Chart and figure data:

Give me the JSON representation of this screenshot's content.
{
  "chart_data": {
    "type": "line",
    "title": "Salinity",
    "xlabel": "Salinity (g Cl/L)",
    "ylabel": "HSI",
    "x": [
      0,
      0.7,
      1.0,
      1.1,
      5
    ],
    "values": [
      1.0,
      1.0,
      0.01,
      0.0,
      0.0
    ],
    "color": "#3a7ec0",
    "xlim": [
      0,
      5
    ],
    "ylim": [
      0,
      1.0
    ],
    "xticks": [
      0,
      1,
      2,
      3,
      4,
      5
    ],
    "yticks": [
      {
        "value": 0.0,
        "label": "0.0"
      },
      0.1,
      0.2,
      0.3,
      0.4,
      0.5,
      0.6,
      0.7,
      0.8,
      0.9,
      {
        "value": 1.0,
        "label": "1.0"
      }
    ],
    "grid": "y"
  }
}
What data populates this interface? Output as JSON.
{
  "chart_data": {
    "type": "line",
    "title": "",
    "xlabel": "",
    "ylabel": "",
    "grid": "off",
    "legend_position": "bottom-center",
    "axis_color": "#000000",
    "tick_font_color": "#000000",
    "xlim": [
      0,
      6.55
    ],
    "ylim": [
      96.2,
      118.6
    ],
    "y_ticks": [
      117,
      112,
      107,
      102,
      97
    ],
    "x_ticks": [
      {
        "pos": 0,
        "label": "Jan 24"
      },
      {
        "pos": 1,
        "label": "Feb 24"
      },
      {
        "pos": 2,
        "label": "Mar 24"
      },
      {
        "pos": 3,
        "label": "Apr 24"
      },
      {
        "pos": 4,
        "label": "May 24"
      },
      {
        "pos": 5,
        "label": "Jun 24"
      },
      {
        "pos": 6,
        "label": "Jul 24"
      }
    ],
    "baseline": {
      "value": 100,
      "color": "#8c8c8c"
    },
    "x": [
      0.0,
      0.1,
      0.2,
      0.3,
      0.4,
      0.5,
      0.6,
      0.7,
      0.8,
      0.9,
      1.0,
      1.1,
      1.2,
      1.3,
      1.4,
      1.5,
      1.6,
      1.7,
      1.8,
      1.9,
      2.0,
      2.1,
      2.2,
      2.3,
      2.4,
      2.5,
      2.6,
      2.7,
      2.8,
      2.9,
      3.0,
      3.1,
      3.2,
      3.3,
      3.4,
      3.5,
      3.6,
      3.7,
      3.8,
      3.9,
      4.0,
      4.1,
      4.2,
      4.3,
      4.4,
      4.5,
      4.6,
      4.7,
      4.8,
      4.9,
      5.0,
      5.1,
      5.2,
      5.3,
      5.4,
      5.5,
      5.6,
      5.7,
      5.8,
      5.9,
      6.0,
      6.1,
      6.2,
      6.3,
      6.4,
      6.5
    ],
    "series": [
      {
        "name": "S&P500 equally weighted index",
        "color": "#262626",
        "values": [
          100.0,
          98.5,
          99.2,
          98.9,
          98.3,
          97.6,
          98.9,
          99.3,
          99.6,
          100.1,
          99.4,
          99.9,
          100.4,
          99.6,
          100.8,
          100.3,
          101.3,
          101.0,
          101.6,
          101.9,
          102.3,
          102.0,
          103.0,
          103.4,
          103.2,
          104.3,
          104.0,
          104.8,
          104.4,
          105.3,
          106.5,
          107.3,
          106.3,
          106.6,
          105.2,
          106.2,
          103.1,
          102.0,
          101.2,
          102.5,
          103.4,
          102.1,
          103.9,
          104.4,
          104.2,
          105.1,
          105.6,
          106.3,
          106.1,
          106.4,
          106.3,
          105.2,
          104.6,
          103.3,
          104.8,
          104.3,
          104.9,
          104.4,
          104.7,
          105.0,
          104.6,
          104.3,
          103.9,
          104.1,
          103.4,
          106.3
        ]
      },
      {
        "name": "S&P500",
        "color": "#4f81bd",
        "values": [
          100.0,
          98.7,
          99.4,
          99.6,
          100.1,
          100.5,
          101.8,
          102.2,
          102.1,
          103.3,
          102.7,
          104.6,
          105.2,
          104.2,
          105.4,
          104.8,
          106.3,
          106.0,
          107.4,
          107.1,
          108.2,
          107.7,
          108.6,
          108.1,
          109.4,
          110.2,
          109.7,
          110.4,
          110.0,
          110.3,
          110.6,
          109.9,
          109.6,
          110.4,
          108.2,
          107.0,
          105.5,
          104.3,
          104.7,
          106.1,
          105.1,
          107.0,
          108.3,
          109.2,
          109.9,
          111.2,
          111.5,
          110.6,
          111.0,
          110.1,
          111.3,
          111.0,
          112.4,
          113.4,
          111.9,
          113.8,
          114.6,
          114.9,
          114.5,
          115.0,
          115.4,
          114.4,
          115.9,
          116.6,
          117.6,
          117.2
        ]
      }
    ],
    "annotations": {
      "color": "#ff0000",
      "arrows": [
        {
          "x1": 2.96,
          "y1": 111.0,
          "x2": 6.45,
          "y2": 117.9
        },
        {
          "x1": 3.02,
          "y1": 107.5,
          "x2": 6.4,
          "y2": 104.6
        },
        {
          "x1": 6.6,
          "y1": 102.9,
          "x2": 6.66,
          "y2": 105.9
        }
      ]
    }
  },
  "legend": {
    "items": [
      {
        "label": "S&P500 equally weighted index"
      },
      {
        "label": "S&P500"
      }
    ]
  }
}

» **THE REQUEST**:
Calculate how many lines of the material include the string "equally", and state that number by itself.

» **COMPLETE OUTPUT**:
2